Restate each of the lines given below, word for word.

● **EXTRACTED ENTRIES**:
····················

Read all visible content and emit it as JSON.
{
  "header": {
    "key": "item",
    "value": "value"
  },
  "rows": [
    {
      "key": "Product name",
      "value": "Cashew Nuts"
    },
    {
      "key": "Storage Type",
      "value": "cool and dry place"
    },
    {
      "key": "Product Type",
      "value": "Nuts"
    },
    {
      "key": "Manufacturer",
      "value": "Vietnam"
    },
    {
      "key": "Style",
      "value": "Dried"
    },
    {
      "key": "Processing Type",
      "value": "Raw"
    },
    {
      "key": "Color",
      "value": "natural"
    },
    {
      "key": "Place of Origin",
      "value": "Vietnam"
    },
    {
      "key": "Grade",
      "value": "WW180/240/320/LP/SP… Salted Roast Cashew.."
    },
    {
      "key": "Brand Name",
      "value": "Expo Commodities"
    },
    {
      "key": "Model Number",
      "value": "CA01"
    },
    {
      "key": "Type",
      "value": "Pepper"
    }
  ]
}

····················

● **EXERCISE RESULT**:
Read all visible content and emit it as JSON.
{
  "header": {
    "key": "item",
    "value": "value"
  },
  "rows": [
    {
      "key": "Product name",
      "value": "Cashew Nuts"
    },
    {
      "key": "Storage Type",
      "value": "cool and dry place"
    },
    {
      "key": "Product Type",
      "value": "Nuts"
    },
    {
      "key": "Manufacturer",
      "value": "Vietnam"
    },
    {
      "key": "Style",
      "value": "Dried"
    },
    {
      "key": "Processing Type",
      "value": "Raw"
    },
    {
      "key": "Color",
      "value": "natural"
    },
    {
      "key": "Place of Origin",
      "value": "Vietnam"
    },
    {
      "key": "Grade",
      "value": "WW180/240/320/LP/SP… Salted Roast Cashew.."
    },
    {
      "key": "Brand Name",
      "value": "Expo Commodities"
    },
    {
      "key": "Model Number",
      "value": "CA01"
    },
    {
      "key": "Type",
      "value": "Pepper"
    }
  ]
}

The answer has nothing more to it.